**YOUR INSTRUCTIONS:** Without changing a character, return the entries, but not the images they hold.

──────────

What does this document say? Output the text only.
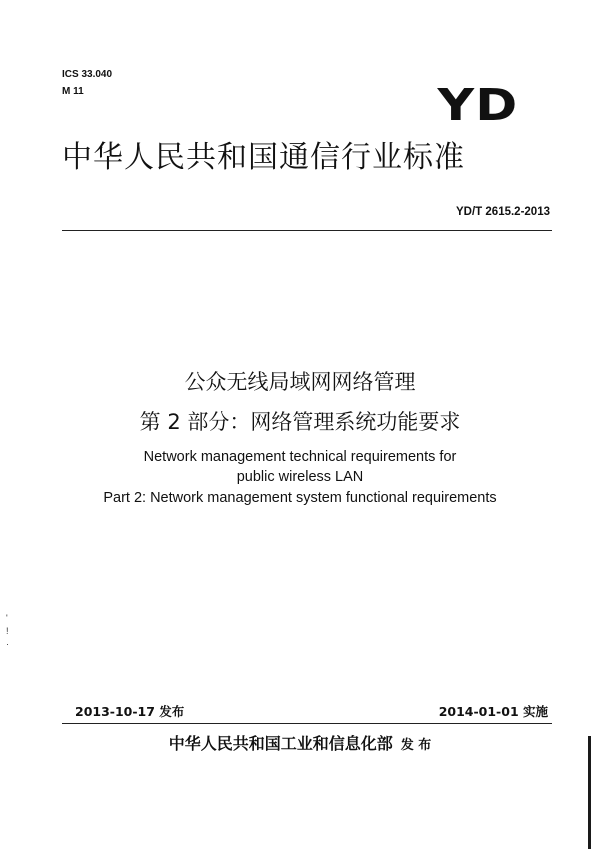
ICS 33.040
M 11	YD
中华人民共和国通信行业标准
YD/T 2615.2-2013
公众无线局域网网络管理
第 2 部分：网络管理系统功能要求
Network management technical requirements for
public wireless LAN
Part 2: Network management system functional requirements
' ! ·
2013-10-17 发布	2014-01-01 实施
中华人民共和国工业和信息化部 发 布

──────────

**ANSWER TO THIS TASK:**
What does this document say? Output the text only.
ICS 33.040
M 11	YD
中华人民共和国通信行业标准
YD/T 2615.2-2013
公众无线局域网网络管理
第 2 部分：网络管理系统功能要求
Network management technical requirements for
public wireless LAN
Part 2: Network management system functional requirements
' ! ·
2013-10-17 发布	2014-01-01 实施
中华人民共和国工业和信息化部 发 布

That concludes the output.